<<<<

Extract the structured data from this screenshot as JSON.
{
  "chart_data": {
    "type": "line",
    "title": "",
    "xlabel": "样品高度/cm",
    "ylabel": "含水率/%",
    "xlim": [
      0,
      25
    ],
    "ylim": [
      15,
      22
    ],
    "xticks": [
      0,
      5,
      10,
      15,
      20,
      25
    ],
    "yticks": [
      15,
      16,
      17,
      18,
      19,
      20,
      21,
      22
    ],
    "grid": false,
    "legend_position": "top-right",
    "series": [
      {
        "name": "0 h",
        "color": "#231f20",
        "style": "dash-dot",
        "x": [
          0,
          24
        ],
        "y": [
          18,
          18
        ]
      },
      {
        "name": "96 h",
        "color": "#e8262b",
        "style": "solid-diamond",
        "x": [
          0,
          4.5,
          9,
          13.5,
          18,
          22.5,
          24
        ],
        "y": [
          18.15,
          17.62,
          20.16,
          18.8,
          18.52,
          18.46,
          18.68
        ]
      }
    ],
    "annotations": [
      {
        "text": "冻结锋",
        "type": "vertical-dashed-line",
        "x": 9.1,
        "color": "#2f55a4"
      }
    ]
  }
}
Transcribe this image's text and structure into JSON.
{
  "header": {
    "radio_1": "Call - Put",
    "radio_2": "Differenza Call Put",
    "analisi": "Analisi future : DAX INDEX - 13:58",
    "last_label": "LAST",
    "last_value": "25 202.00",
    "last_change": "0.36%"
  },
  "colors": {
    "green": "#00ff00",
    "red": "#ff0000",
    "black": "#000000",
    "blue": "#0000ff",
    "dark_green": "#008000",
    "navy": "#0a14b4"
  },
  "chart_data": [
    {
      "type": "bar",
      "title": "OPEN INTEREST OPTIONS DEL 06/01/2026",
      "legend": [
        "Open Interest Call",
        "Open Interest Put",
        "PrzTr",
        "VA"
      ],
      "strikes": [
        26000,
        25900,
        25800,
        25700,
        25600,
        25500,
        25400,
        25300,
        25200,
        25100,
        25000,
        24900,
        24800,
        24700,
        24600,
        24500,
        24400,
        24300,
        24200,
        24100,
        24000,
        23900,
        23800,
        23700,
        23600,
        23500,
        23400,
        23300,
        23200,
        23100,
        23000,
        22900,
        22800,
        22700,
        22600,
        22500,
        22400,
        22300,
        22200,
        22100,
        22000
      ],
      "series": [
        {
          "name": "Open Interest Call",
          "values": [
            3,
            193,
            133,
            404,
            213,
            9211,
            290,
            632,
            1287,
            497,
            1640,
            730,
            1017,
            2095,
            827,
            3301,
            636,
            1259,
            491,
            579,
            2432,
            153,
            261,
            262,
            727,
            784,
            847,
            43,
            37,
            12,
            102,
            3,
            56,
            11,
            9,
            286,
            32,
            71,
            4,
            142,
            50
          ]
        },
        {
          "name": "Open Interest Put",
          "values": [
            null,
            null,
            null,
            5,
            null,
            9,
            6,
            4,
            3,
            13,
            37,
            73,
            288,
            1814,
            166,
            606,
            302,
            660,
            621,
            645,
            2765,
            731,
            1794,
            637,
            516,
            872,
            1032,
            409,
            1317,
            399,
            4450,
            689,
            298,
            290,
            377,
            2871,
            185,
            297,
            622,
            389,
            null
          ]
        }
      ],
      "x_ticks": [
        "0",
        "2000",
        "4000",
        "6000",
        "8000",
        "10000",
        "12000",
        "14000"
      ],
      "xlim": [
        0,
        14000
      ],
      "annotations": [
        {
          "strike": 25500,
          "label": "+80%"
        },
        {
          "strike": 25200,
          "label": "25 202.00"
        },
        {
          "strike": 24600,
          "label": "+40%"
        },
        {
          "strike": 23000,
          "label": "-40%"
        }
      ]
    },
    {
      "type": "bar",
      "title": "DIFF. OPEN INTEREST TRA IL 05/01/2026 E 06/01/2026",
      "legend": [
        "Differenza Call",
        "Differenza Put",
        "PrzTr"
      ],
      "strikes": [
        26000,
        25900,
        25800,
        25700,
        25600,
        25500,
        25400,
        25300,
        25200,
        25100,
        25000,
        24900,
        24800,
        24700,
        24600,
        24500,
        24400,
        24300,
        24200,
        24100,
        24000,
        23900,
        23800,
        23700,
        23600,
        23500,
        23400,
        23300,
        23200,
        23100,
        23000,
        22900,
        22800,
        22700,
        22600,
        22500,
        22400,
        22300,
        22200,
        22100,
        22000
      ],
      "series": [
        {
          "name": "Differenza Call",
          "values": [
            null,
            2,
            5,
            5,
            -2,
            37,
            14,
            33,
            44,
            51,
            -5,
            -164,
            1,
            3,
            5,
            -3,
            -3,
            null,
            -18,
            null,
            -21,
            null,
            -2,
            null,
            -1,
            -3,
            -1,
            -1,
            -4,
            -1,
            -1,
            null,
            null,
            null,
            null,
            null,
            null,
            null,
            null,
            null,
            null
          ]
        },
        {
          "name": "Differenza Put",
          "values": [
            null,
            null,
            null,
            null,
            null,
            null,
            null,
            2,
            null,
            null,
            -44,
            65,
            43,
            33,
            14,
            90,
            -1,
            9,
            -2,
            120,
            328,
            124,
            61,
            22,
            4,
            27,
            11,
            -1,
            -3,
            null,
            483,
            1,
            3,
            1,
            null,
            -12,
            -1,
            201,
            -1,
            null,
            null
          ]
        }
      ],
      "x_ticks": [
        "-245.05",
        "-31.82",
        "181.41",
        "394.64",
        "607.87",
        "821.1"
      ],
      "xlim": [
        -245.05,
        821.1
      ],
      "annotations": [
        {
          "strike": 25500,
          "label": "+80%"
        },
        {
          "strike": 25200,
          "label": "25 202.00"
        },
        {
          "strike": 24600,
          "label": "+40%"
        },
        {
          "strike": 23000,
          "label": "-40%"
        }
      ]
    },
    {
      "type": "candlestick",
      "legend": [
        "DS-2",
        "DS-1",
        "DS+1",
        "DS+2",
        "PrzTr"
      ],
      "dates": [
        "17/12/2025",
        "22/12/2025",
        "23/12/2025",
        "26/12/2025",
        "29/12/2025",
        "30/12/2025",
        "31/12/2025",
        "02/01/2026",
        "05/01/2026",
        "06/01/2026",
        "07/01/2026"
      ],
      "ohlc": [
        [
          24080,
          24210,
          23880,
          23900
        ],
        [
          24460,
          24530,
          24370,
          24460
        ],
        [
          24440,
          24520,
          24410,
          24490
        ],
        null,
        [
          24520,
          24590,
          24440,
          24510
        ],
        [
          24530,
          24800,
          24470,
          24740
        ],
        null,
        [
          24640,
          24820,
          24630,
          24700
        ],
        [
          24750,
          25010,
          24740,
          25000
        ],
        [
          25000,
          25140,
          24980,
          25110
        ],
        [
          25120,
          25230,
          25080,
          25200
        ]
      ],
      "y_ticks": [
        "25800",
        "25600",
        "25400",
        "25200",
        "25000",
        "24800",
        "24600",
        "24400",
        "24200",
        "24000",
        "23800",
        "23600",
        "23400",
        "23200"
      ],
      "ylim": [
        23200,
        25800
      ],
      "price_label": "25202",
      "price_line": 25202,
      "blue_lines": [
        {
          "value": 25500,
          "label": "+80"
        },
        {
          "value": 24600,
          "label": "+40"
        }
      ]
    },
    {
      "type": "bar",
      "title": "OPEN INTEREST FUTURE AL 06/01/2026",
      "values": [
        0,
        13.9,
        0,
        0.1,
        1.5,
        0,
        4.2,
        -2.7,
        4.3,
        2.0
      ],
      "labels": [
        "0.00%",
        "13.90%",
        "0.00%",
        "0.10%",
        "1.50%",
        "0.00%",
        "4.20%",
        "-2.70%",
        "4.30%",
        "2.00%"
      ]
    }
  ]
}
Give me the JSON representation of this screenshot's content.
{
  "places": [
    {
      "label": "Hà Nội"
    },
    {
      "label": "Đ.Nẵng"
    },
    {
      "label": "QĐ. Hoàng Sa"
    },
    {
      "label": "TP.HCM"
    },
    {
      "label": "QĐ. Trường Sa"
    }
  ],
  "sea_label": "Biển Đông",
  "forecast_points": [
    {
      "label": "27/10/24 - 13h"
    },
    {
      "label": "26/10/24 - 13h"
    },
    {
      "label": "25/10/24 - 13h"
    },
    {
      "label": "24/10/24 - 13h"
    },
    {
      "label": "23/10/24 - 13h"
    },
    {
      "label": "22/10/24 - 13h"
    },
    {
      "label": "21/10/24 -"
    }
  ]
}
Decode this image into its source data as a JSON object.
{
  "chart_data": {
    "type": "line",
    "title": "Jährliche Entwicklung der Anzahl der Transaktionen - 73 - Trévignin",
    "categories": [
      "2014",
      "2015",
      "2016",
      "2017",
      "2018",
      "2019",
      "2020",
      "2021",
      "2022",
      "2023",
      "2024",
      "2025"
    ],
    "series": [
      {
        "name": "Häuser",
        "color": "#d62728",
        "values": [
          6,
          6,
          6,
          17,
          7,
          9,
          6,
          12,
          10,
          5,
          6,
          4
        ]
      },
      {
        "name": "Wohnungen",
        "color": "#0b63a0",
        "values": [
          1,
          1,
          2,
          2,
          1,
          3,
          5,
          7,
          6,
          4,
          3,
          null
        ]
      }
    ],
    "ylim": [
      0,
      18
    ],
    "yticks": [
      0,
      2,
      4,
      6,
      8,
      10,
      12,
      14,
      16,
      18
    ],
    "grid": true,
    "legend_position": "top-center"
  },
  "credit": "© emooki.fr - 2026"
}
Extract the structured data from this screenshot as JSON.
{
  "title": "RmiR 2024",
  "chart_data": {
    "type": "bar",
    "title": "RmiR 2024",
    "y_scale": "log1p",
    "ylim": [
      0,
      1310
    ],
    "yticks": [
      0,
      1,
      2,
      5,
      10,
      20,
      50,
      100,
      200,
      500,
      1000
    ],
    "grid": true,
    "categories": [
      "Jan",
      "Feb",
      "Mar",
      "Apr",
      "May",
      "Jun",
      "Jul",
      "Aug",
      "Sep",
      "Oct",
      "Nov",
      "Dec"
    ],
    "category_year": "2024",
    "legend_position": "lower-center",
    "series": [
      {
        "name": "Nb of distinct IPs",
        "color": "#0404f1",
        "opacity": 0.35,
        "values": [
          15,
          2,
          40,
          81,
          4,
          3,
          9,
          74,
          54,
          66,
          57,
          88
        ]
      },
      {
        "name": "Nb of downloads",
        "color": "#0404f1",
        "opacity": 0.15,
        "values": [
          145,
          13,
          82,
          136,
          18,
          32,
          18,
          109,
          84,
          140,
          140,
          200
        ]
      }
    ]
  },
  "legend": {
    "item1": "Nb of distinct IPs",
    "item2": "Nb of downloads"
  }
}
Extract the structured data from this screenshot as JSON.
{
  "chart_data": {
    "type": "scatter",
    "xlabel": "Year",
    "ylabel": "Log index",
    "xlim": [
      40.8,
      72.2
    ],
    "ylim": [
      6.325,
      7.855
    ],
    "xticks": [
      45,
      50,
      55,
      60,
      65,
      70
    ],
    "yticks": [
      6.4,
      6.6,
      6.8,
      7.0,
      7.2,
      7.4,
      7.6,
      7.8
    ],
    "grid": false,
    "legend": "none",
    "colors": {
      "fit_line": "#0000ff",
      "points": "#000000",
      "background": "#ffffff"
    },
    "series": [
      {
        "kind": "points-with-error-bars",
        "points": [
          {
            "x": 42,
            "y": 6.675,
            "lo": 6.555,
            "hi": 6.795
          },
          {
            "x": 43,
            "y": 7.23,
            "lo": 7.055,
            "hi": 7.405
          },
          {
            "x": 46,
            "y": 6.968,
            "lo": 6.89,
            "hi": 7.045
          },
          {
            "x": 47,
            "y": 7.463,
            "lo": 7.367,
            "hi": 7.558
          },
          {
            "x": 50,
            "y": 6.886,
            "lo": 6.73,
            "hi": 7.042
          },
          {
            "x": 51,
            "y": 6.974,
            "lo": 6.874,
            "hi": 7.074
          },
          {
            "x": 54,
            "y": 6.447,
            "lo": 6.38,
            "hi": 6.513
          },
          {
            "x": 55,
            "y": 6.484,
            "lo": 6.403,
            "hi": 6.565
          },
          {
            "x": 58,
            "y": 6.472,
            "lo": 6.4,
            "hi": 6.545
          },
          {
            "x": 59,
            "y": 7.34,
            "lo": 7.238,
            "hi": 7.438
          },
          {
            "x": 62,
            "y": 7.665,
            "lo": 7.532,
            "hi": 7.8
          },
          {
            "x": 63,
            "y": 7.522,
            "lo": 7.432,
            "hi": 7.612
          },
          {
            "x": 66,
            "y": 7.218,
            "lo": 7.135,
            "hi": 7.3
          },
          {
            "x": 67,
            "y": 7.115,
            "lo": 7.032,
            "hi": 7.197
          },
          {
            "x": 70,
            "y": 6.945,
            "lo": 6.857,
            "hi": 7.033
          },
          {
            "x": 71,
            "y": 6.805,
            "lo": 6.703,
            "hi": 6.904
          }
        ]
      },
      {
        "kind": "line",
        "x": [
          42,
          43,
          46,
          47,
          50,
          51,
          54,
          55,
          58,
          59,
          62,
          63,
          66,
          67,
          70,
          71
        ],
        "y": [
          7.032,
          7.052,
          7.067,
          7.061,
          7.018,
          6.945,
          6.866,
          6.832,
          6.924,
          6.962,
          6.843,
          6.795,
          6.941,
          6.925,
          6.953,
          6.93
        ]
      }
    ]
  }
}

>>>>

▶ [Problem to work on]
Note how many lines of the material contain the string "kind". Then report that number by itself.

▶ [Right answer]
2